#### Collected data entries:
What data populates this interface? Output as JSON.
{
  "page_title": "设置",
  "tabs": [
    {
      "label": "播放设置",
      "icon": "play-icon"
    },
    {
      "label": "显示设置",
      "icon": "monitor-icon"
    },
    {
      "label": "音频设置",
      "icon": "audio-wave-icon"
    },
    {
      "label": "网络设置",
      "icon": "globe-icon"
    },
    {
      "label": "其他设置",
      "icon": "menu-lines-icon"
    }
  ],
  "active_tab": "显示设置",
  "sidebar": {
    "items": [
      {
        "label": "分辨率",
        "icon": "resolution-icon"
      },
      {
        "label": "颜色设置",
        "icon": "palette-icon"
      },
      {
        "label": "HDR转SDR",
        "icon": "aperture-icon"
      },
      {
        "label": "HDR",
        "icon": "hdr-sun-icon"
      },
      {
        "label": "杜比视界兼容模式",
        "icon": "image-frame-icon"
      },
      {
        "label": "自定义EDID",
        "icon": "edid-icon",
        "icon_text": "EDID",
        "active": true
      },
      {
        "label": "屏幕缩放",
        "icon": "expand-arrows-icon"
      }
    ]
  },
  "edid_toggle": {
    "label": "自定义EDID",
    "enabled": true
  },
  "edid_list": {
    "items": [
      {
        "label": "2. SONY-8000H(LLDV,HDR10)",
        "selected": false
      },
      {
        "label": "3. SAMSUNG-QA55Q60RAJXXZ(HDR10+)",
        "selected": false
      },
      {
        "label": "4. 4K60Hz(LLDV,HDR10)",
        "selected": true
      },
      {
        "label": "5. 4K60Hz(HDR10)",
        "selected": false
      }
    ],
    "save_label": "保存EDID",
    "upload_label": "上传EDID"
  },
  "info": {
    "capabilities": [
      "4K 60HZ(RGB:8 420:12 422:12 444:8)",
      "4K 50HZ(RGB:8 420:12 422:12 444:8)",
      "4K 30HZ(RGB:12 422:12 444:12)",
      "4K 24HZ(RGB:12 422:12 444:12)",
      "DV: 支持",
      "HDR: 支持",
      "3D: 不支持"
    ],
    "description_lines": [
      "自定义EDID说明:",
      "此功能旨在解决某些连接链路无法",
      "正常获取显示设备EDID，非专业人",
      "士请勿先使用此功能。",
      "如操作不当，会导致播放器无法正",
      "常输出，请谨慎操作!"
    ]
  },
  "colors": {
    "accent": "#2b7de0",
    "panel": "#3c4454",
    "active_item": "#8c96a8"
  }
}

#### YOUR GOAL:
Please reproduce the entire listing, exactly as shown.

#### THE OUTPUT:
What data populates this interface? Output as JSON.
{
  "page_title": "设置",
  "tabs": [
    {
      "label": "播放设置",
      "icon": "play-icon"
    },
    {
      "label": "显示设置",
      "icon": "monitor-icon"
    },
    {
      "label": "音频设置",
      "icon": "audio-wave-icon"
    },
    {
      "label": "网络设置",
      "icon": "globe-icon"
    },
    {
      "label": "其他设置",
      "icon": "menu-lines-icon"
    }
  ],
  "active_tab": "显示设置",
  "sidebar": {
    "items": [
      {
        "label": "分辨率",
        "icon": "resolution-icon"
      },
      {
        "label": "颜色设置",
        "icon": "palette-icon"
      },
      {
        "label": "HDR转SDR",
        "icon": "aperture-icon"
      },
      {
        "label": "HDR",
        "icon": "hdr-sun-icon"
      },
      {
        "label": "杜比视界兼容模式",
        "icon": "image-frame-icon"
      },
      {
        "label": "自定义EDID",
        "icon": "edid-icon",
        "icon_text": "EDID",
        "active": true
      },
      {
        "label": "屏幕缩放",
        "icon": "expand-arrows-icon"
      }
    ]
  },
  "edid_toggle": {
    "label": "自定义EDID",
    "enabled": true
  },
  "edid_list": {
    "items": [
      {
        "label": "2. SONY-8000H(LLDV,HDR10)",
        "selected": false
      },
      {
        "label": "3. SAMSUNG-QA55Q60RAJXXZ(HDR10+)",
        "selected": false
      },
      {
        "label": "4. 4K60Hz(LLDV,HDR10)",
        "selected": true
      },
      {
        "label": "5. 4K60Hz(HDR10)",
        "selected": false
      }
    ],
    "save_label": "保存EDID",
    "upload_label": "上传EDID"
  },
  "info": {
    "capabilities": [
      "4K 60HZ(RGB:8 420:12 422:12 444:8)",
      "4K 50HZ(RGB:8 420:12 422:12 444:8)",
      "4K 30HZ(RGB:12 422:12 444:12)",
      "4K 24HZ(RGB:12 422:12 444:12)",
      "DV: 支持",
      "HDR: 支持",
      "3D: 不支持"
    ],
    "description_lines": [
      "自定义EDID说明:",
      "此功能旨在解决某些连接链路无法",
      "正常获取显示设备EDID，非专业人",
      "士请勿先使用此功能。",
      "如操作不当，会导致播放器无法正",
      "常输出，请谨慎操作!"
    ]
  },
  "colors": {
    "accent": "#2b7de0",
    "panel": "#3c4454",
    "active_item": "#8c96a8"
  }
}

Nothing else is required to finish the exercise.